Repeat the listing that follows, character for character, minus the pictures.

========================================

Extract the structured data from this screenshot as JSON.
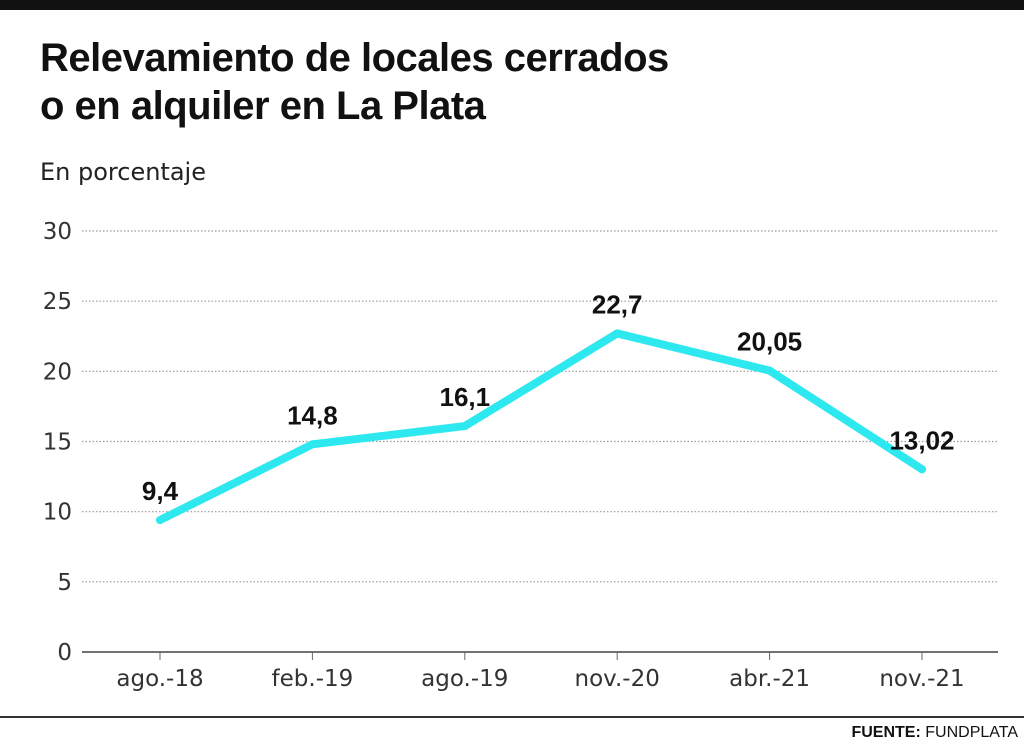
{
  "chart_data": {
    "type": "line",
    "title_lines": [
      "Relevamiento de locales cerrados",
      "o en alquiler en La Plata"
    ],
    "subtitle": "En porcentaje",
    "categories": [
      "ago.-18",
      "feb.-19",
      "ago.-19",
      "nov.-20",
      "abr.-21",
      "nov.-21"
    ],
    "values": [
      9.4,
      14.8,
      16.1,
      22.7,
      20.05,
      13.02
    ],
    "value_labels": [
      "9,4",
      "14,8",
      "16,1",
      "22,7",
      "20,05",
      "13,02"
    ],
    "y_ticks": [
      0,
      5,
      10,
      15,
      20,
      25,
      30
    ],
    "ylim": [
      0,
      30
    ],
    "grid": true,
    "line_color": "#2ee8f0"
  },
  "source": {
    "label": "FUENTE:",
    "name": "FUNDPLATA"
  }
}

========================================

Solution for this task ::
Extract the structured data from this screenshot as JSON.
{
  "chart_data": {
    "type": "line",
    "title_lines": [
      "Relevamiento de locales cerrados",
      "o en alquiler en La Plata"
    ],
    "subtitle": "En porcentaje",
    "categories": [
      "ago.-18",
      "feb.-19",
      "ago.-19",
      "nov.-20",
      "abr.-21",
      "nov.-21"
    ],
    "values": [
      9.4,
      14.8,
      16.1,
      22.7,
      20.05,
      13.02
    ],
    "value_labels": [
      "9,4",
      "14,8",
      "16,1",
      "22,7",
      "20,05",
      "13,02"
    ],
    "y_ticks": [
      0,
      5,
      10,
      15,
      20,
      25,
      30
    ],
    "ylim": [
      0,
      30
    ],
    "grid": true,
    "line_color": "#2ee8f0"
  },
  "source": {
    "label": "FUENTE:",
    "name": "FUNDPLATA"
  }
}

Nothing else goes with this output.